_Aim of the task_:
Output the records exactly. Include every line.

Stored data entries:

========

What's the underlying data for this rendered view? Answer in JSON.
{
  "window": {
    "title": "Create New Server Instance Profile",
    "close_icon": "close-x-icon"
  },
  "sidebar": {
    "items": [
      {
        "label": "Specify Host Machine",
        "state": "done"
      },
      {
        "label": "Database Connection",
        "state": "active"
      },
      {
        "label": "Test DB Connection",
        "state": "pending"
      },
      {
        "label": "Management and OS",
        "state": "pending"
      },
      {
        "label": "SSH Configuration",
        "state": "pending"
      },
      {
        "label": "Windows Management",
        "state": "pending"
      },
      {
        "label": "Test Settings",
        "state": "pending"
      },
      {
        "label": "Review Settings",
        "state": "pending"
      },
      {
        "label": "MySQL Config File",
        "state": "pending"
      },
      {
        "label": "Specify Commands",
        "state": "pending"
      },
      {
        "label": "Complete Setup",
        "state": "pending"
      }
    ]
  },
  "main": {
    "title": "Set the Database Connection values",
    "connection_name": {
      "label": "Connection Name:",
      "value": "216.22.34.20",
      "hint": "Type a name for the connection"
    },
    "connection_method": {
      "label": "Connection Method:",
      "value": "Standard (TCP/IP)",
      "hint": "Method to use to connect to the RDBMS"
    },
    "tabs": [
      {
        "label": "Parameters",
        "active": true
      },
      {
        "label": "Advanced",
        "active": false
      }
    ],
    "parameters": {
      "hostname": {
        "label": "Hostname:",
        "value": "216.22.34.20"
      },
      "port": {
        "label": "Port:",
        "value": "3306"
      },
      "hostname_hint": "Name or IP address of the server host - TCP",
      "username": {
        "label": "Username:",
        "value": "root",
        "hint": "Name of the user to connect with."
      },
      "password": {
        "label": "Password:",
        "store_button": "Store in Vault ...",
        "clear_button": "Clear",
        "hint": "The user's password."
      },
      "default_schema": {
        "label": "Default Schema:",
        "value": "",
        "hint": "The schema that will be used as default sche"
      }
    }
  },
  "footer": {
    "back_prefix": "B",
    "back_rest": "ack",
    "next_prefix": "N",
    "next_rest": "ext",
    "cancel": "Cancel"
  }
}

========

_Response to the exercise_:
What's the underlying data for this rendered view? Answer in JSON.
{
  "window": {
    "title": "Create New Server Instance Profile",
    "close_icon": "close-x-icon"
  },
  "sidebar": {
    "items": [
      {
        "label": "Specify Host Machine",
        "state": "done"
      },
      {
        "label": "Database Connection",
        "state": "active"
      },
      {
        "label": "Test DB Connection",
        "state": "pending"
      },
      {
        "label": "Management and OS",
        "state": "pending"
      },
      {
        "label": "SSH Configuration",
        "state": "pending"
      },
      {
        "label": "Windows Management",
        "state": "pending"
      },
      {
        "label": "Test Settings",
        "state": "pending"
      },
      {
        "label": "Review Settings",
        "state": "pending"
      },
      {
        "label": "MySQL Config File",
        "state": "pending"
      },
      {
        "label": "Specify Commands",
        "state": "pending"
      },
      {
        "label": "Complete Setup",
        "state": "pending"
      }
    ]
  },
  "main": {
    "title": "Set the Database Connection values",
    "connection_name": {
      "label": "Connection Name:",
      "value": "216.22.34.20",
      "hint": "Type a name for the connection"
    },
    "connection_method": {
      "label": "Connection Method:",
      "value": "Standard (TCP/IP)",
      "hint": "Method to use to connect to the RDBMS"
    },
    "tabs": [
      {
        "label": "Parameters",
        "active": true
      },
      {
        "label": "Advanced",
        "active": false
      }
    ],
    "parameters": {
      "hostname": {
        "label": "Hostname:",
        "value": "216.22.34.20"
      },
      "port": {
        "label": "Port:",
        "value": "3306"
      },
      "hostname_hint": "Name or IP address of the server host - TCP",
      "username": {
        "label": "Username:",
        "value": "root",
        "hint": "Name of the user to connect with."
      },
      "password": {
        "label": "Password:",
        "store_button": "Store in Vault ...",
        "clear_button": "Clear",
        "hint": "The user's password."
      },
      "default_schema": {
        "label": "Default Schema:",
        "value": "",
        "hint": "The schema that will be used as default sche"
      }
    }
  },
  "footer": {
    "back_prefix": "B",
    "back_rest": "ack",
    "next_prefix": "N",
    "next_rest": "ext",
    "cancel": "Cancel"
  }
}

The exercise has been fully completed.